• **Provided passage**:
▬▬▬▬▬▬▬▬▬▬

A bus accelerates at 2.4 m/s2 from rest for 10 s. It then travels at constant speed for 25 s, after which it slows to a stop with an acceleration of magnitude 1.5 m/s2.

Question

A bus accelerates at 2.4 m/s2 from rest for 10 s. It then travels at constant speed for 25 s, after which it slows to a stop with an acceleration of magnitude 1.5 m/s2.
(a) What is the total distance that the bus travels?
(b) What was its average velocity?
If possible, could you explain things and how you got the formulas too? Thank you!

▬▬▬▬▬▬▬▬▬▬

• **Data**:
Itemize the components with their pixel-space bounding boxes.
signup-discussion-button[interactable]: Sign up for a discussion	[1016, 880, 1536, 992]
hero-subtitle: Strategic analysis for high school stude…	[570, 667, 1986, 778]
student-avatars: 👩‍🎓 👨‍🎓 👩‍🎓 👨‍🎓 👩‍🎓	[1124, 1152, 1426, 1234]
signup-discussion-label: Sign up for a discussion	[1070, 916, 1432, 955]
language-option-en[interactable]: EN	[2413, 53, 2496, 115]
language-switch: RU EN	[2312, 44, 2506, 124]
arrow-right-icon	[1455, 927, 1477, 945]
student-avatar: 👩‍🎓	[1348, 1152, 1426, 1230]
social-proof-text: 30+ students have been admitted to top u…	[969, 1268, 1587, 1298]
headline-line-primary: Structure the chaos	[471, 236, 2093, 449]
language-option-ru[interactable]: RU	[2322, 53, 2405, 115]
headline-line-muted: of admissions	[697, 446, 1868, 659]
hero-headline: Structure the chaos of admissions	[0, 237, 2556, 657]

▬▬▬▬▬▬▬▬▬▬

• **Actions to take**:
1. Using the bus problem, answer these:
(a) For how many seconds does the bus accelerate from rest?
(b) What is the magnitude of the acceleration as the bus slows to a stop?
(c) Besides the answers, what does the poster ask to have explained?
2. Resume the bus problem forum post after its final line.

• **Answers for the exercise**:
1.
(a) 10 s
(b) 1.5 m/s2
(c) How the formulas were obtained

2.
Henry · Answer

V1 = a*T1 = 2.4 * 10 = 24 m/s.

d1 = 0.5a*T1^2 = 1.2*10^2 = 120 m.
a. d2 = V1*T2 = 24 * 25 = 600 m.

V^2 = V1^2 + 2a*d3 = 0
d3 = -V1^2/2a = -(24^2)/-3 = 192 m.

d = d1+d2+d3 = 120 + 600 + 192 = 912 m. = Total distance traveled.

b. V = V1 + a*T3 = 0.
T3 = -V1/a = -24/-1.5 = 16 s.

T = T1+T2+T3 = 10 + 25 + 16 = 51 s.

V = d/T = 912m/51s. = 17.9 m/s. = Avg.
velocity.